Output each line exactly as it appears, skipping any embedded picture.

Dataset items
· · · ·

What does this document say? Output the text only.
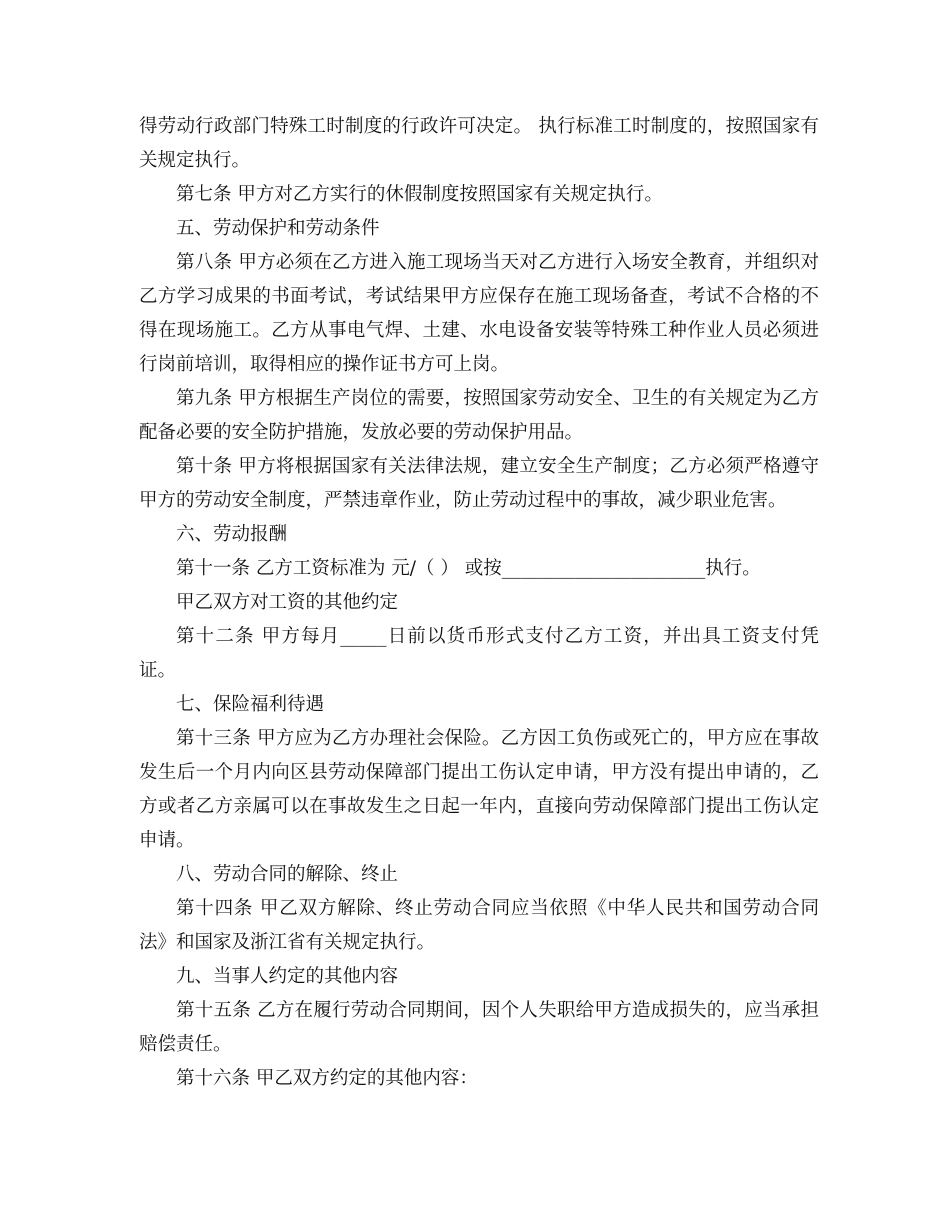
得劳动行政部门特殊工时制度的行政许可决定。 执行标准工时制度的，按照国家有关规定执行。

第七条 甲方对乙方实行的休假制度按照国家有关规定执行。

五、劳动保护和劳动条件

第八条 甲方必须在乙方进入施工现场当天对乙方进行入场安全教育，并组织对乙方学习成果的书面考试，考试结果甲方应保存在施工现场备查，考试不合格的不得在现场施工。乙方从事电气焊、土建、水电设备安装等特殊工种作业人员必须进行岗前培训，取得相应的操作证书方可上岗。

第九条 甲方根据生产岗位的需要，按照国家劳动安全、卫生的有关规定为乙方配备必要的安全防护措施，发放必要的劳动保护用品。

第十条 甲方将根据国家有关法律法规，建立安全生产制度；乙方必须严格遵守甲方的劳动安全制度，严禁违章作业，防止劳动过程中的事故，减少职业危害。

六、劳动报酬

第十一条 乙方工资标准为 元/（ ） 或按______________________执行。

甲乙双方对工资的其他约定

第十二条 甲方每月_____日前以货币形式支付乙方工资，并出具工资支付凭证。

七、保险福利待遇

第十三条 甲方应为乙方办理社会保险。乙方因工负伤或死亡的，甲方应在事故发生后一个月内向区县劳动保障部门提出工伤认定申请，甲方没有提出申请的，乙方或者乙方亲属可以在事故发生之日起一年内，直接向劳动保障部门提出工伤认定申请。

八、劳动合同的解除、终止

第十四条 甲乙双方解除、终止劳动合同应当依照《中华人民共和国劳动合同法》和国家及浙江省有关规定执行。

九、当事人约定的其他内容

第十五条 乙方在履行劳动合同期间，因个人失职给甲方造成损失的，应当承担赔偿责任。

第十六条 甲乙双方约定的其他内容：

· · · ·

▶ _Written response_:
What does this document say? Output the text only.
得劳动行政部门特殊工时制度的行政许可决定。 执行标准工时制度的，按照国家有关规定执行。

第七条 甲方对乙方实行的休假制度按照国家有关规定执行。

五、劳动保护和劳动条件

第八条 甲方必须在乙方进入施工现场当天对乙方进行入场安全教育，并组织对乙方学习成果的书面考试，考试结果甲方应保存在施工现场备查，考试不合格的不得在现场施工。乙方从事电气焊、土建、水电设备安装等特殊工种作业人员必须进行岗前培训，取得相应的操作证书方可上岗。

第九条 甲方根据生产岗位的需要，按照国家劳动安全、卫生的有关规定为乙方配备必要的安全防护措施，发放必要的劳动保护用品。

第十条 甲方将根据国家有关法律法规，建立安全生产制度；乙方必须严格遵守甲方的劳动安全制度，严禁违章作业，防止劳动过程中的事故，减少职业危害。

六、劳动报酬

第十一条 乙方工资标准为 元/（ ） 或按______________________执行。

甲乙双方对工资的其他约定

第十二条 甲方每月_____日前以货币形式支付乙方工资，并出具工资支付凭证。

七、保险福利待遇

第十三条 甲方应为乙方办理社会保险。乙方因工负伤或死亡的，甲方应在事故发生后一个月内向区县劳动保障部门提出工伤认定申请，甲方没有提出申请的，乙方或者乙方亲属可以在事故发生之日起一年内，直接向劳动保障部门提出工伤认定申请。

八、劳动合同的解除、终止

第十四条 甲乙双方解除、终止劳动合同应当依照《中华人民共和国劳动合同法》和国家及浙江省有关规定执行。

九、当事人约定的其他内容

第十五条 乙方在履行劳动合同期间，因个人失职给甲方造成损失的，应当承担赔偿责任。

第十六条 甲乙双方约定的其他内容：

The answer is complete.